▸ **Description of the task**:
Every entry needs to be printed exactly, please.

▸ **Exercise data**:
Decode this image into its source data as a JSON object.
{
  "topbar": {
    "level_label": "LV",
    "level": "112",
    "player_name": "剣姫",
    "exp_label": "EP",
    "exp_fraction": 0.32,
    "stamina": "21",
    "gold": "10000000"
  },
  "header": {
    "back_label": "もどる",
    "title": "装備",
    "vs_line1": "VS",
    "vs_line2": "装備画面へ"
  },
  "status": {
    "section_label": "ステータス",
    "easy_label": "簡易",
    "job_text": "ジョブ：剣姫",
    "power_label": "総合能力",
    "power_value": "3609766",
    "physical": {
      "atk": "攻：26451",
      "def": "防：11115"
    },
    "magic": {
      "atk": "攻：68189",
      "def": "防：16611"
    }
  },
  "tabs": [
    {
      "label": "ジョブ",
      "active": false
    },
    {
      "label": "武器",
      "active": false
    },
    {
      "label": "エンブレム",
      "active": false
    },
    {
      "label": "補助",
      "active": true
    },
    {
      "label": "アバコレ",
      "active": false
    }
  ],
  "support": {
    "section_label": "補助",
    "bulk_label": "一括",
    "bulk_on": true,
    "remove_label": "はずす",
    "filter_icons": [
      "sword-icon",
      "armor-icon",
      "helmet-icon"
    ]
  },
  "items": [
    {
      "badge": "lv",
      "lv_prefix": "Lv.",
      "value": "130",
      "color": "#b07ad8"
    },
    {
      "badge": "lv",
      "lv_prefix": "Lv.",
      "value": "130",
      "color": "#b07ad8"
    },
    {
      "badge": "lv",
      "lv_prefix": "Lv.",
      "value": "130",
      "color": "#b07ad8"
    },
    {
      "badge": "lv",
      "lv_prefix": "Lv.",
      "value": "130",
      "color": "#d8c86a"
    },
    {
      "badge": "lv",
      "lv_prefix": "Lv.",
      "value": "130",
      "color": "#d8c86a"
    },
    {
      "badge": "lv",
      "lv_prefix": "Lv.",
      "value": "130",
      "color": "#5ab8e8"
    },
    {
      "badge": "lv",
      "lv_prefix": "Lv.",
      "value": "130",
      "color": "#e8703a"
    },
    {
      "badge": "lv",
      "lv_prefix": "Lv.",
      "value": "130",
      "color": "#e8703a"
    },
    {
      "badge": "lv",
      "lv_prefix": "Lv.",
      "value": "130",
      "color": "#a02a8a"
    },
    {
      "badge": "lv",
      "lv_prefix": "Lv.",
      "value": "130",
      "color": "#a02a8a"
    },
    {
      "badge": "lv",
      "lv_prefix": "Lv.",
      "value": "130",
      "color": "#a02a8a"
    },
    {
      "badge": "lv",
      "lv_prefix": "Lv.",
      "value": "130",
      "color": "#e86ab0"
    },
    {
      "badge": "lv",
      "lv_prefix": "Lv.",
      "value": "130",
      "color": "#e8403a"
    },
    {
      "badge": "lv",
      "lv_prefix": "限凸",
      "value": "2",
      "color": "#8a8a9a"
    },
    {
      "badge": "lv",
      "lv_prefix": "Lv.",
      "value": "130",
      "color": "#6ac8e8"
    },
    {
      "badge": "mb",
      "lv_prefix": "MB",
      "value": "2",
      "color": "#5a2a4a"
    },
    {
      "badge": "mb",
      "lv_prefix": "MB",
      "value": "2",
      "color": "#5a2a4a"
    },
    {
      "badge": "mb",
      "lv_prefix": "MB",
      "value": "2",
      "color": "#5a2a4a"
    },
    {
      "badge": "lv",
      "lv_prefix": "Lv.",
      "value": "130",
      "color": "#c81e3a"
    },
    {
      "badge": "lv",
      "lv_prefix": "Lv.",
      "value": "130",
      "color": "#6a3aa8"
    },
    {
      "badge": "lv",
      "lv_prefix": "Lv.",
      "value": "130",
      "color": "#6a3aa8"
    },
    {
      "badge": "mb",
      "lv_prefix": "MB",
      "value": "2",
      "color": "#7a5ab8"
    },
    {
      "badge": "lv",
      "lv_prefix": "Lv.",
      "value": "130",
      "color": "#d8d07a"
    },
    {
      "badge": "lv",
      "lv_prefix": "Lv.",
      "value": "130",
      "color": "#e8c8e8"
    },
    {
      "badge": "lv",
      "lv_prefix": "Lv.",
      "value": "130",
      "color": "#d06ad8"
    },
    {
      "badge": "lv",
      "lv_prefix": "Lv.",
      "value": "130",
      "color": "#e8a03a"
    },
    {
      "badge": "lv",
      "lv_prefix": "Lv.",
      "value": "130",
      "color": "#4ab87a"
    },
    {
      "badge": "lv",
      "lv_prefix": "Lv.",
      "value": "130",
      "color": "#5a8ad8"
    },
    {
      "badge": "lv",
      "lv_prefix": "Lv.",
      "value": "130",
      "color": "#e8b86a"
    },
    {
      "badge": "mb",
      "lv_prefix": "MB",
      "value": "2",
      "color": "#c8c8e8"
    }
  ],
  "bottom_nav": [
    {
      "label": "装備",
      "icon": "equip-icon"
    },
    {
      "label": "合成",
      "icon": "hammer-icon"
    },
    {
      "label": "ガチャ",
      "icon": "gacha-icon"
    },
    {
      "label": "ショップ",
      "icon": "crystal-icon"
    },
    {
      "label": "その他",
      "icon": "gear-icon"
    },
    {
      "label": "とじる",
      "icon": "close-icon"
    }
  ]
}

▸ **Result of the exercise**:
Decode this image into its source data as a JSON object.
{
  "topbar": {
    "level_label": "LV",
    "level": "112",
    "player_name": "剣姫",
    "exp_label": "EP",
    "exp_fraction": 0.32,
    "stamina": "21",
    "gold": "10000000"
  },
  "header": {
    "back_label": "もどる",
    "title": "装備",
    "vs_line1": "VS",
    "vs_line2": "装備画面へ"
  },
  "status": {
    "section_label": "ステータス",
    "easy_label": "簡易",
    "job_text": "ジョブ：剣姫",
    "power_label": "総合能力",
    "power_value": "3609766",
    "physical": {
      "atk": "攻：26451",
      "def": "防：11115"
    },
    "magic": {
      "atk": "攻：68189",
      "def": "防：16611"
    }
  },
  "tabs": [
    {
      "label": "ジョブ",
      "active": false
    },
    {
      "label": "武器",
      "active": false
    },
    {
      "label": "エンブレム",
      "active": false
    },
    {
      "label": "補助",
      "active": true
    },
    {
      "label": "アバコレ",
      "active": false
    }
  ],
  "support": {
    "section_label": "補助",
    "bulk_label": "一括",
    "bulk_on": true,
    "remove_label": "はずす",
    "filter_icons": [
      "sword-icon",
      "armor-icon",
      "helmet-icon"
    ]
  },
  "items": [
    {
      "badge": "lv",
      "lv_prefix": "Lv.",
      "value": "130",
      "color": "#b07ad8"
    },
    {
      "badge": "lv",
      "lv_prefix": "Lv.",
      "value": "130",
      "color": "#b07ad8"
    },
    {
      "badge": "lv",
      "lv_prefix": "Lv.",
      "value": "130",
      "color": "#b07ad8"
    },
    {
      "badge": "lv",
      "lv_prefix": "Lv.",
      "value": "130",
      "color": "#d8c86a"
    },
    {
      "badge": "lv",
      "lv_prefix": "Lv.",
      "value": "130",
      "color": "#d8c86a"
    },
    {
      "badge": "lv",
      "lv_prefix": "Lv.",
      "value": "130",
      "color": "#5ab8e8"
    },
    {
      "badge": "lv",
      "lv_prefix": "Lv.",
      "value": "130",
      "color": "#e8703a"
    },
    {
      "badge": "lv",
      "lv_prefix": "Lv.",
      "value": "130",
      "color": "#e8703a"
    },
    {
      "badge": "lv",
      "lv_prefix": "Lv.",
      "value": "130",
      "color": "#a02a8a"
    },
    {
      "badge": "lv",
      "lv_prefix": "Lv.",
      "value": "130",
      "color": "#a02a8a"
    },
    {
      "badge": "lv",
      "lv_prefix": "Lv.",
      "value": "130",
      "color": "#a02a8a"
    },
    {
      "badge": "lv",
      "lv_prefix": "Lv.",
      "value": "130",
      "color": "#e86ab0"
    },
    {
      "badge": "lv",
      "lv_prefix": "Lv.",
      "value": "130",
      "color": "#e8403a"
    },
    {
      "badge": "lv",
      "lv_prefix": "限凸",
      "value": "2",
      "color": "#8a8a9a"
    },
    {
      "badge": "lv",
      "lv_prefix": "Lv.",
      "value": "130",
      "color": "#6ac8e8"
    },
    {
      "badge": "mb",
      "lv_prefix": "MB",
      "value": "2",
      "color": "#5a2a4a"
    },
    {
      "badge": "mb",
      "lv_prefix": "MB",
      "value": "2",
      "color": "#5a2a4a"
    },
    {
      "badge": "mb",
      "lv_prefix": "MB",
      "value": "2",
      "color": "#5a2a4a"
    },
    {
      "badge": "lv",
      "lv_prefix": "Lv.",
      "value": "130",
      "color": "#c81e3a"
    },
    {
      "badge": "lv",
      "lv_prefix": "Lv.",
      "value": "130",
      "color": "#6a3aa8"
    },
    {
      "badge": "lv",
      "lv_prefix": "Lv.",
      "value": "130",
      "color": "#6a3aa8"
    },
    {
      "badge": "mb",
      "lv_prefix": "MB",
      "value": "2",
      "color": "#7a5ab8"
    },
    {
      "badge": "lv",
      "lv_prefix": "Lv.",
      "value": "130",
      "color": "#d8d07a"
    },
    {
      "badge": "lv",
      "lv_prefix": "Lv.",
      "value": "130",
      "color": "#e8c8e8"
    },
    {
      "badge": "lv",
      "lv_prefix": "Lv.",
      "value": "130",
      "color": "#d06ad8"
    },
    {
      "badge": "lv",
      "lv_prefix": "Lv.",
      "value": "130",
      "color": "#e8a03a"
    },
    {
      "badge": "lv",
      "lv_prefix": "Lv.",
      "value": "130",
      "color": "#4ab87a"
    },
    {
      "badge": "lv",
      "lv_prefix": "Lv.",
      "value": "130",
      "color": "#5a8ad8"
    },
    {
      "badge": "lv",
      "lv_prefix": "Lv.",
      "value": "130",
      "color": "#e8b86a"
    },
    {
      "badge": "mb",
      "lv_prefix": "MB",
      "value": "2",
      "color": "#c8c8e8"
    }
  ],
  "bottom_nav": [
    {
      "label": "装備",
      "icon": "equip-icon"
    },
    {
      "label": "合成",
      "icon": "hammer-icon"
    },
    {
      "label": "ガチャ",
      "icon": "gacha-icon"
    },
    {
      "label": "ショップ",
      "icon": "crystal-icon"
    },
    {
      "label": "その他",
      "icon": "gear-icon"
    },
    {
      "label": "とじる",
      "icon": "close-icon"
    }
  ]
}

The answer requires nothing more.